═════ Records shown
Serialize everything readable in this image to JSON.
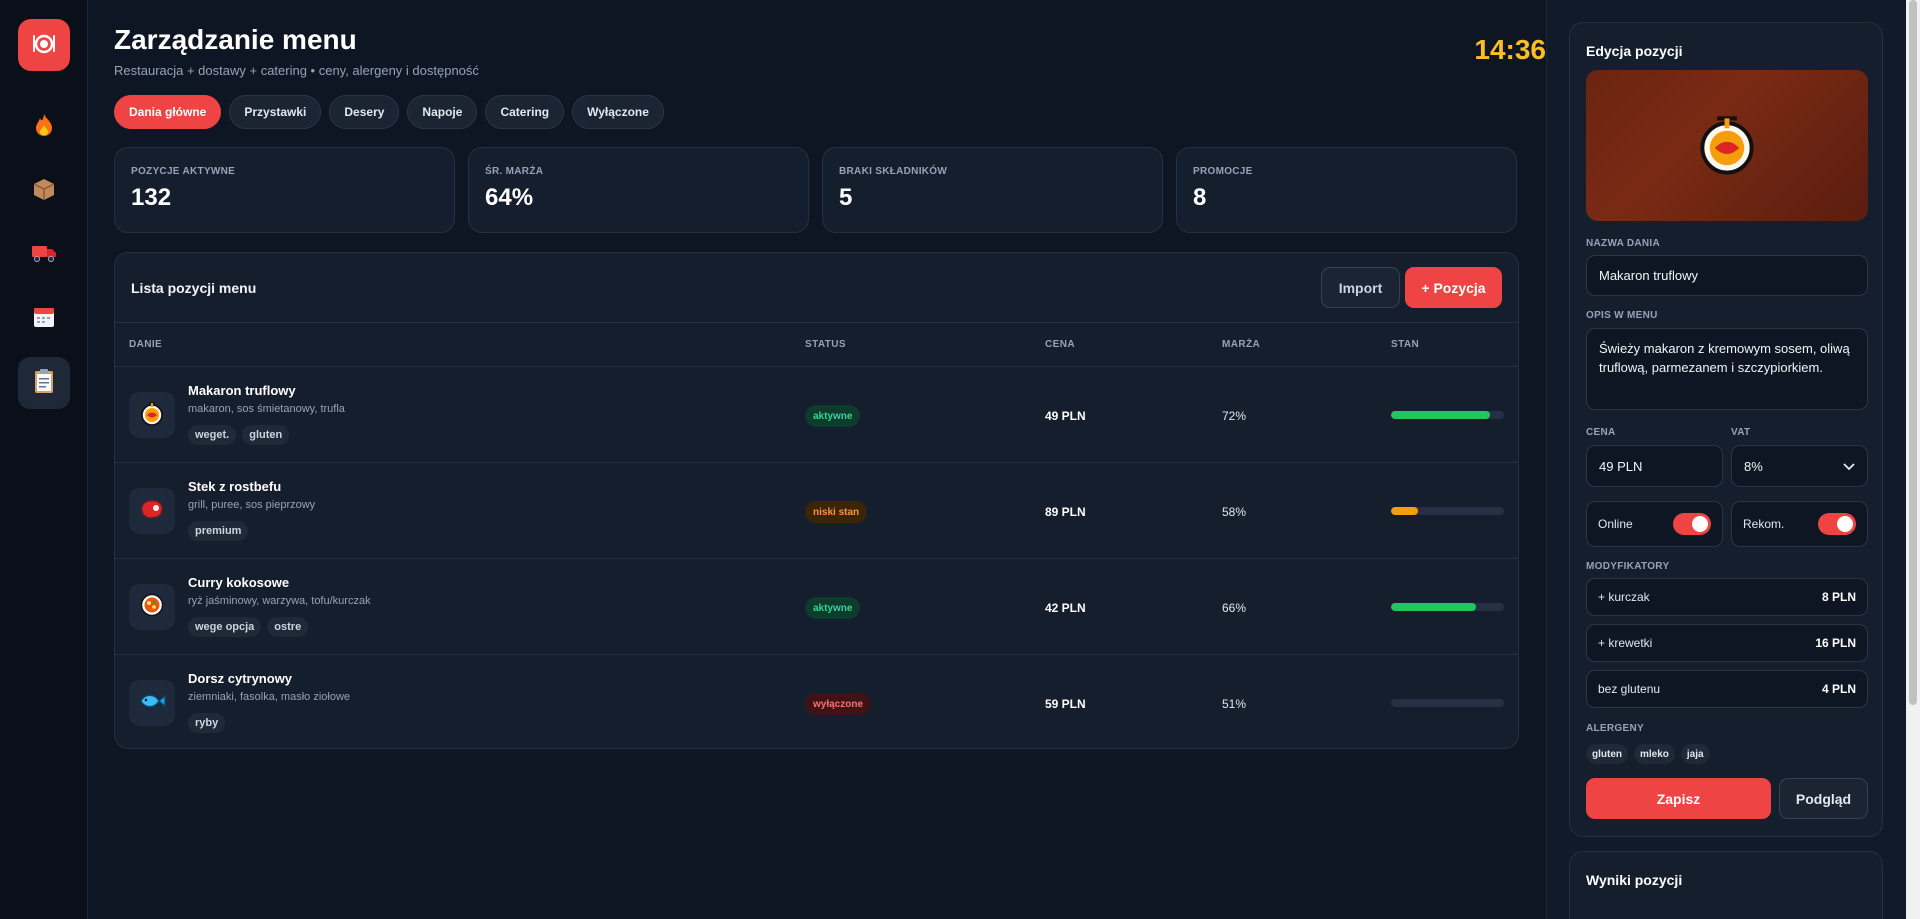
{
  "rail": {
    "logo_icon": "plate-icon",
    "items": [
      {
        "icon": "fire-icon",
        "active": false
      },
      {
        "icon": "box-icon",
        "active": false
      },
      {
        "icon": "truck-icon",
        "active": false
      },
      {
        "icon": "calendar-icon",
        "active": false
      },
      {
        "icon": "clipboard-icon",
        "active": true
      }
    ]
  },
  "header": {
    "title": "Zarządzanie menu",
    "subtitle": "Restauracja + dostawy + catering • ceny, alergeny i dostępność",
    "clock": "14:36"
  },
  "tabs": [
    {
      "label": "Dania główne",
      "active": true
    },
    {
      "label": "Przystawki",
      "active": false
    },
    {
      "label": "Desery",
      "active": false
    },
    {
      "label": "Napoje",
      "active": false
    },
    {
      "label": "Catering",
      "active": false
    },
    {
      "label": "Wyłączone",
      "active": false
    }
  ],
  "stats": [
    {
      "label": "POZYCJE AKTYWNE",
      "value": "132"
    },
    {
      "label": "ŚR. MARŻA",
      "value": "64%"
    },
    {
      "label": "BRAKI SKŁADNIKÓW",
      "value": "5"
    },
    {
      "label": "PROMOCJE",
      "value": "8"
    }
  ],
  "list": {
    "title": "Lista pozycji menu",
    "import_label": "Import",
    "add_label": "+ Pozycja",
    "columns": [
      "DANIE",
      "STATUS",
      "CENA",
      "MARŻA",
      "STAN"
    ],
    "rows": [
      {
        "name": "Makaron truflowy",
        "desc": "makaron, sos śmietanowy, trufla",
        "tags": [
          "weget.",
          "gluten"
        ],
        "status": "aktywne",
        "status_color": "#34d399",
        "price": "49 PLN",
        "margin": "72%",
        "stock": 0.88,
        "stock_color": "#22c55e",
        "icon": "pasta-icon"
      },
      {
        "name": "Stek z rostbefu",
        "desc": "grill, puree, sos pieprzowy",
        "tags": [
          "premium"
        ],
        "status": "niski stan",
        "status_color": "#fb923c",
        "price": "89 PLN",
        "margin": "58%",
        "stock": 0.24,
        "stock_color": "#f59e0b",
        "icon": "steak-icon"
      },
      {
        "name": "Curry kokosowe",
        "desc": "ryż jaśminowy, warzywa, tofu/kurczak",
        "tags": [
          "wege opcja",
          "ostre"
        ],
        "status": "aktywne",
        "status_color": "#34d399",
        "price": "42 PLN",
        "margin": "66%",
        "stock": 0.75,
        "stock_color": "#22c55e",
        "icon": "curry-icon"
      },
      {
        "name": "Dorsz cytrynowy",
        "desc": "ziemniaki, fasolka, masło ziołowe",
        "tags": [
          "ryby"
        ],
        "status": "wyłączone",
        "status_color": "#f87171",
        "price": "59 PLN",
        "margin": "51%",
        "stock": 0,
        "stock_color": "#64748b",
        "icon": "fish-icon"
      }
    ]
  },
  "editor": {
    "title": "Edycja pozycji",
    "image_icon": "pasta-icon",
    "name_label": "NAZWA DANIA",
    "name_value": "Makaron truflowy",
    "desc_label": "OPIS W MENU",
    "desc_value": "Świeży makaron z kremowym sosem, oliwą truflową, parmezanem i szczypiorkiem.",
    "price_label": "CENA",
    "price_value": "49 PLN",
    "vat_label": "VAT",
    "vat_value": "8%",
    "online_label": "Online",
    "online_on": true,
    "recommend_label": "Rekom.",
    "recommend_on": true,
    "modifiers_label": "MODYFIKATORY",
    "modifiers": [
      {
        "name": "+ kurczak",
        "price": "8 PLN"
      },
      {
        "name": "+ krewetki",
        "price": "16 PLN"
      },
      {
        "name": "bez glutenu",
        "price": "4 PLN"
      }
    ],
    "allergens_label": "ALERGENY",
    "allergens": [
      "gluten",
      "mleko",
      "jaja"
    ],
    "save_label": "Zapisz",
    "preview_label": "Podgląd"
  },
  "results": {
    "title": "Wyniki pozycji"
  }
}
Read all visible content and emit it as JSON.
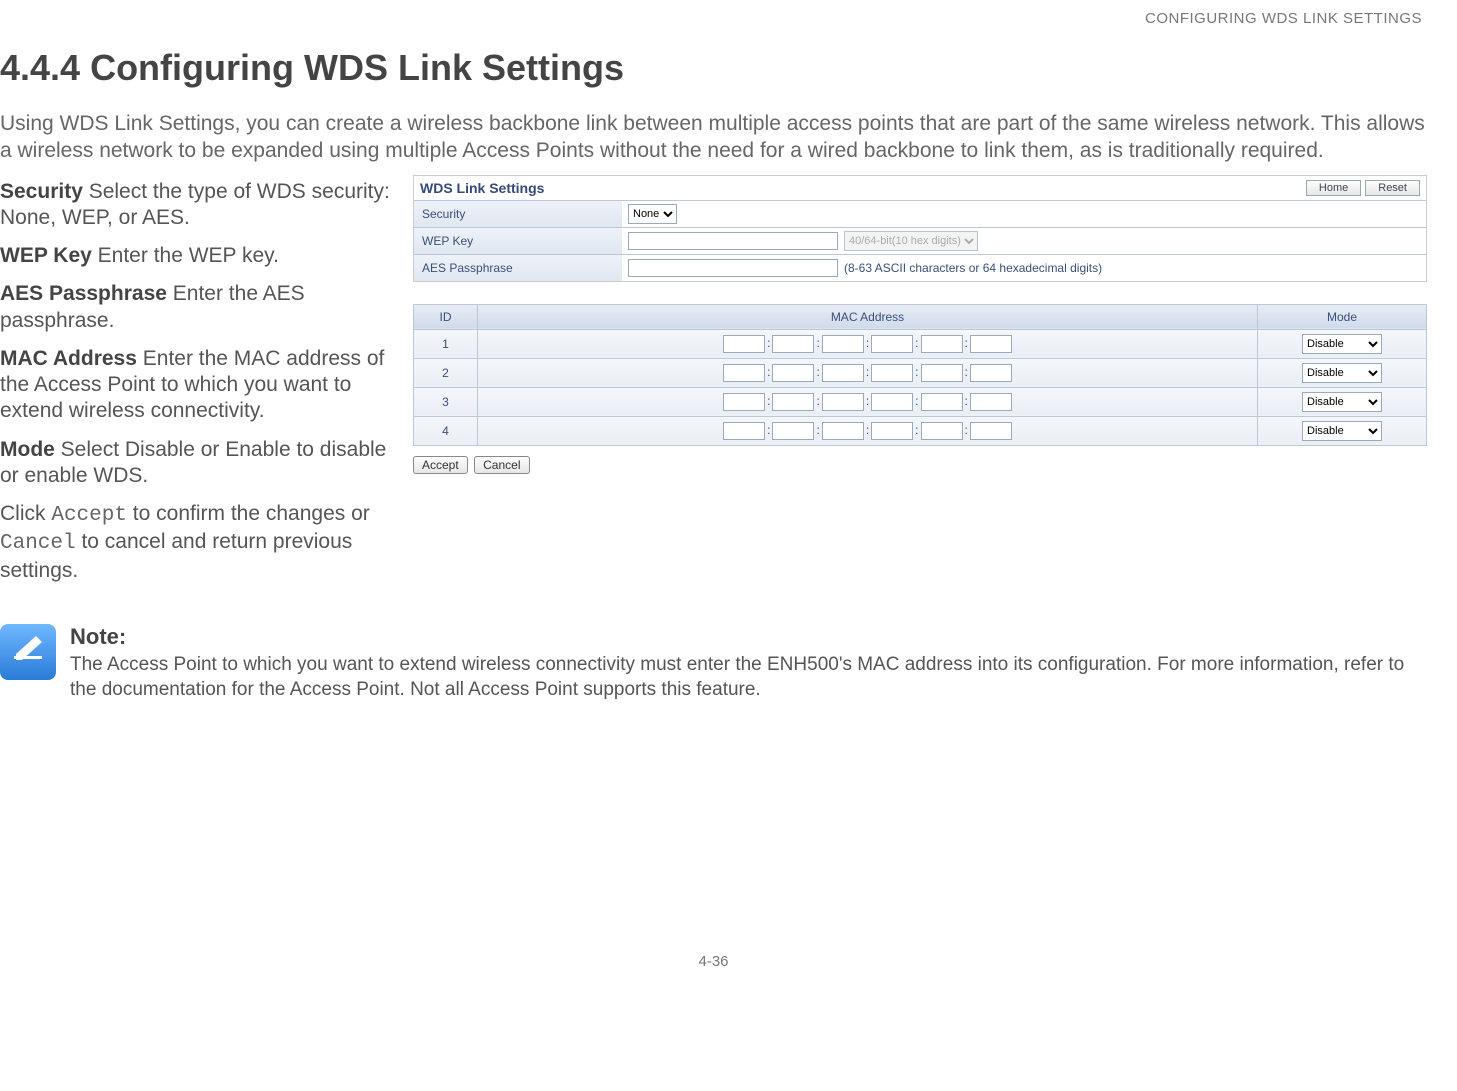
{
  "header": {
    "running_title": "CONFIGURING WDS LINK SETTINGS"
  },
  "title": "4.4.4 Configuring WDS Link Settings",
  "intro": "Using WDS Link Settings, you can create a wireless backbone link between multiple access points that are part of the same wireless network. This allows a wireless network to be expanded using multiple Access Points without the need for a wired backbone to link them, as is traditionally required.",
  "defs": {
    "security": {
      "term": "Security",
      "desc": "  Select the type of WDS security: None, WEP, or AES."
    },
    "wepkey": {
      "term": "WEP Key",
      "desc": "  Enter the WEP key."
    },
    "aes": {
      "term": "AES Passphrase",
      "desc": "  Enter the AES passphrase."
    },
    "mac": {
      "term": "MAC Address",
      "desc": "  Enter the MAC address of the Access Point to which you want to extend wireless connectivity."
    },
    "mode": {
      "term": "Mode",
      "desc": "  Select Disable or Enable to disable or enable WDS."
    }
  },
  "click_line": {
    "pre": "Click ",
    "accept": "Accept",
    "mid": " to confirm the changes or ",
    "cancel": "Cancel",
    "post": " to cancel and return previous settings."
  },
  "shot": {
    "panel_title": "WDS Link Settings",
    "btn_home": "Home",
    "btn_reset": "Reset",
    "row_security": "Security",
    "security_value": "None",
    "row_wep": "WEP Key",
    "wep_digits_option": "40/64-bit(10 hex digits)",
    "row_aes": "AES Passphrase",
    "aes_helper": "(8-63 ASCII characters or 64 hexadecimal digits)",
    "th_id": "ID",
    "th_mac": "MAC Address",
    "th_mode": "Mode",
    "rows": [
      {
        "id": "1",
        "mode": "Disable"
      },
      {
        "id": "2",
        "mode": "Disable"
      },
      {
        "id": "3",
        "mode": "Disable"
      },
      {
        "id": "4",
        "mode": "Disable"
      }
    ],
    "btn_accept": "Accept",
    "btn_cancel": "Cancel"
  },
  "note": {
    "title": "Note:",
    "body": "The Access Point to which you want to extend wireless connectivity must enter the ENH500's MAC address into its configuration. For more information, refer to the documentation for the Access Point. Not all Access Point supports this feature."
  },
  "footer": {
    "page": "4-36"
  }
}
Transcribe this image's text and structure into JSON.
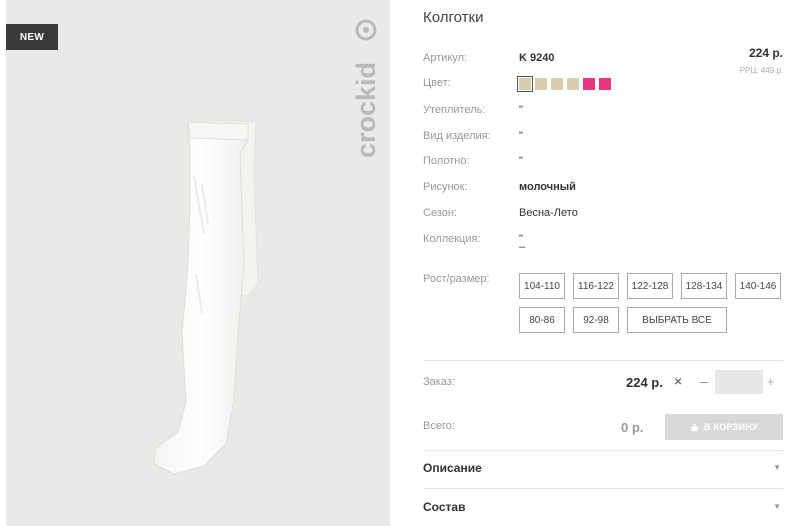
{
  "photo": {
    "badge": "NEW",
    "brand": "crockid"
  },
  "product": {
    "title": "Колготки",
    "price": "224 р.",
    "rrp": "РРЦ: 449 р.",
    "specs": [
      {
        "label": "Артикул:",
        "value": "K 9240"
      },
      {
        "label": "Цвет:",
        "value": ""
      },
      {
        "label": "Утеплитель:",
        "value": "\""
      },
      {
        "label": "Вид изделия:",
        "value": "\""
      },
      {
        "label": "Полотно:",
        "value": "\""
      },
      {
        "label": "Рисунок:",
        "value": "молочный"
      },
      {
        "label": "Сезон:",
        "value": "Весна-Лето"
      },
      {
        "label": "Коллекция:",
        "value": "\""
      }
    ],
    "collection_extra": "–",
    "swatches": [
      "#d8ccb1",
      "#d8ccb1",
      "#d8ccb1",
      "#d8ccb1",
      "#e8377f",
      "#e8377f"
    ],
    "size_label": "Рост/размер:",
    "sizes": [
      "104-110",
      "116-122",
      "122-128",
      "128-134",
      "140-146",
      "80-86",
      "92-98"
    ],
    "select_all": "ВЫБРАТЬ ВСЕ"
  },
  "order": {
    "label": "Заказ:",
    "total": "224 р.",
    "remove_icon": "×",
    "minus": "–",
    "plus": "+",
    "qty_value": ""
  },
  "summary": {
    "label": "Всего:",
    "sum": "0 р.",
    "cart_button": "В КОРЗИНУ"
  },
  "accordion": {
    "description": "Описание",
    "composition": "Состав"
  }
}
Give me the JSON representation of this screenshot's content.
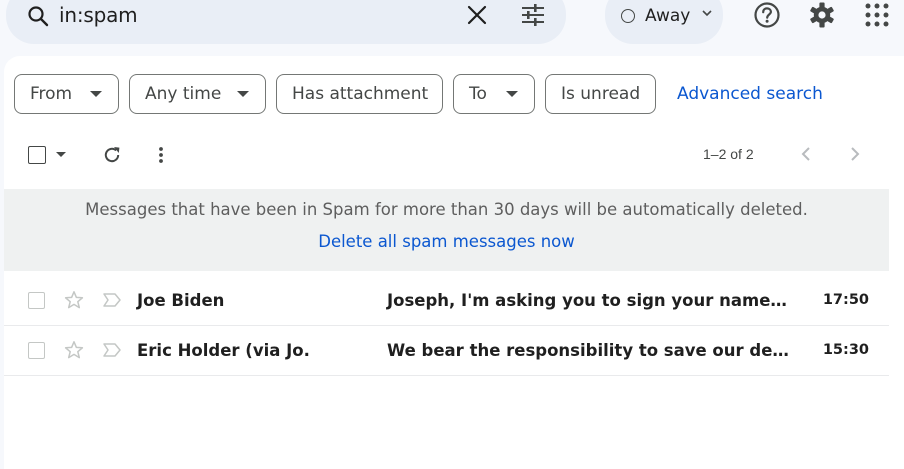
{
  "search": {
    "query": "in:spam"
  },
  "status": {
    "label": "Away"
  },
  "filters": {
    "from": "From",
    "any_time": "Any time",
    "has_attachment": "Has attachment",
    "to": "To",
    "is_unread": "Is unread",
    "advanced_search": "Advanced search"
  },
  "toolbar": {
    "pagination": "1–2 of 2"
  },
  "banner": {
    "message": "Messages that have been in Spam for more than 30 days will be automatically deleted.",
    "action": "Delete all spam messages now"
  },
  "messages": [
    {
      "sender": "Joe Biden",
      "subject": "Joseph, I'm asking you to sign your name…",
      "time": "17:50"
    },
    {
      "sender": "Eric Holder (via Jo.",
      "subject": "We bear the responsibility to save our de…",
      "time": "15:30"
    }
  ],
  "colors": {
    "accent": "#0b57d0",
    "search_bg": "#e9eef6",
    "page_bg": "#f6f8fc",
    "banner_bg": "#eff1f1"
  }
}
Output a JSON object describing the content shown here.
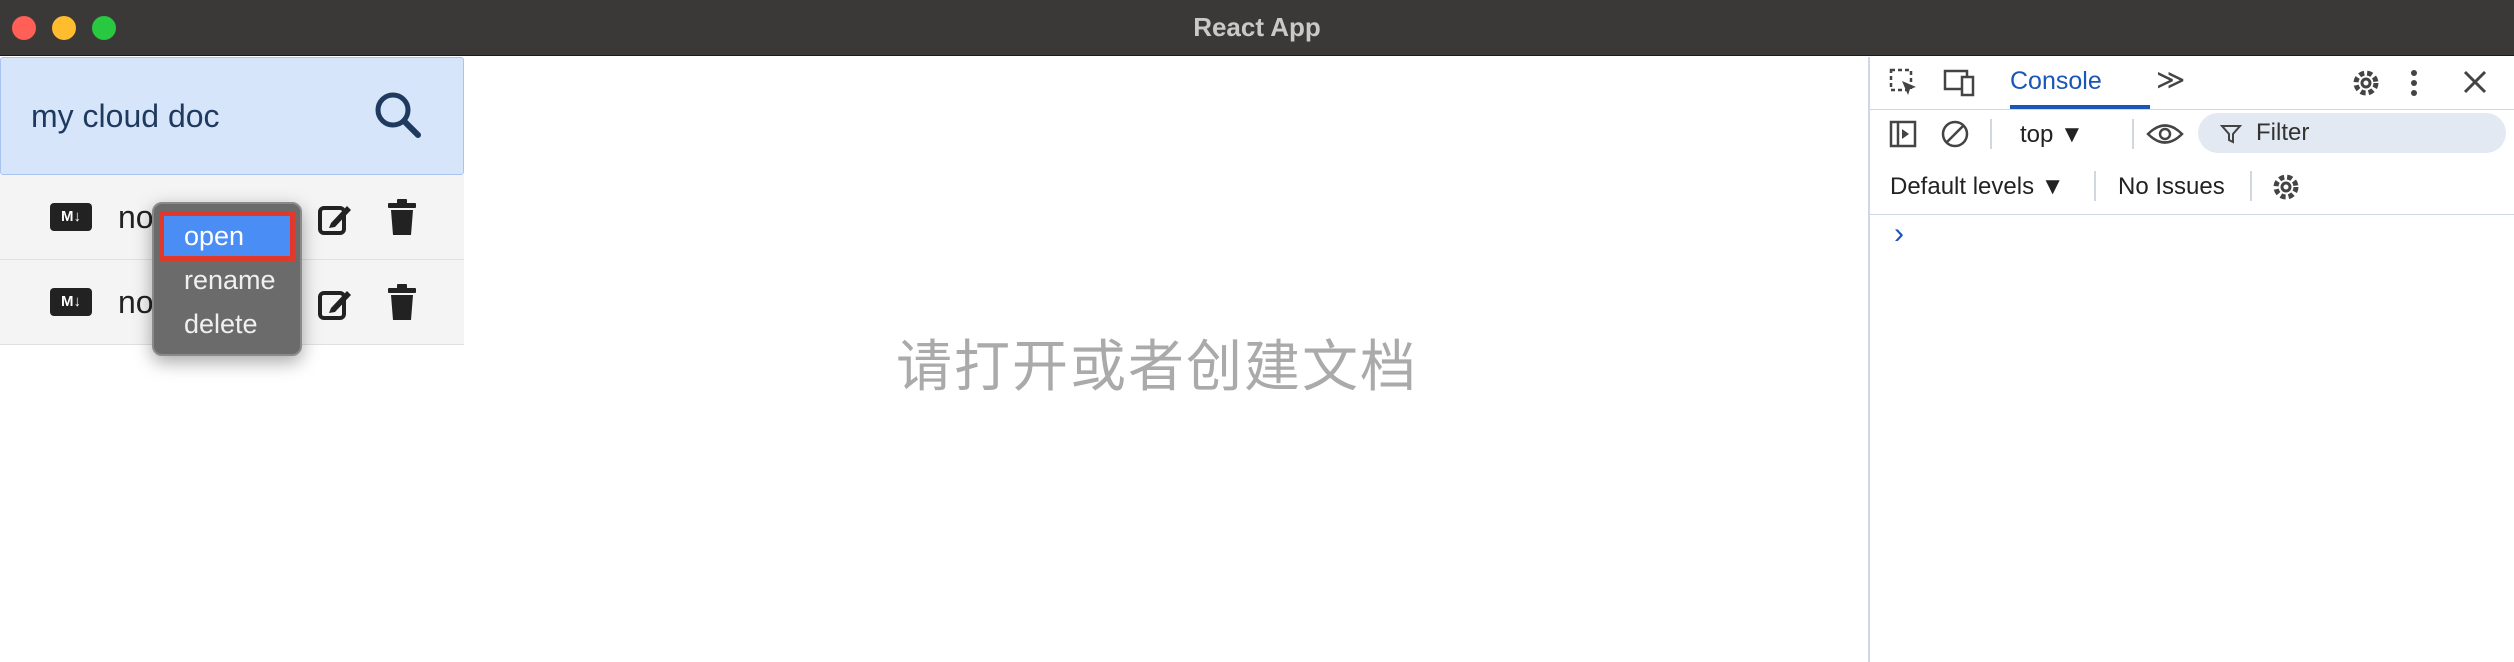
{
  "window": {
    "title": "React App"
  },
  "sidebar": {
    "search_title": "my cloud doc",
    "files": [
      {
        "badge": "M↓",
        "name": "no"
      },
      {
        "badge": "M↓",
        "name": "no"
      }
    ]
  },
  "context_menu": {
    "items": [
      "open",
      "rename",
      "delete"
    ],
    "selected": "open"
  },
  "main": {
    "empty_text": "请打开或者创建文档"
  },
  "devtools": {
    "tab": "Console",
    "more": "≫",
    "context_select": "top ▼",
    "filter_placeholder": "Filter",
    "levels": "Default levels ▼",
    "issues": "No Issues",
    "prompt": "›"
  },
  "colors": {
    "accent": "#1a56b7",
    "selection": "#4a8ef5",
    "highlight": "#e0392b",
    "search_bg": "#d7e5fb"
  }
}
══════════
Exercise requirements = Every line from the one containing "Output a JSON" through the last line of the data is to be retyped exactly, with nothing added and no pictures included.

Answer to this exercise =
Output a JSON object describing the content shown here.
{
  "window": {
    "title": "React App"
  },
  "sidebar": {
    "search_title": "my cloud doc",
    "files": [
      {
        "badge": "M↓",
        "name": "no"
      },
      {
        "badge": "M↓",
        "name": "no"
      }
    ]
  },
  "context_menu": {
    "items": [
      "open",
      "rename",
      "delete"
    ],
    "selected": "open"
  },
  "main": {
    "empty_text": "请打开或者创建文档"
  },
  "devtools": {
    "tab": "Console",
    "more": "≫",
    "context_select": "top ▼",
    "filter_placeholder": "Filter",
    "levels": "Default levels ▼",
    "issues": "No Issues",
    "prompt": "›"
  },
  "colors": {
    "accent": "#1a56b7",
    "selection": "#4a8ef5",
    "highlight": "#e0392b",
    "search_bg": "#d7e5fb"
  }
}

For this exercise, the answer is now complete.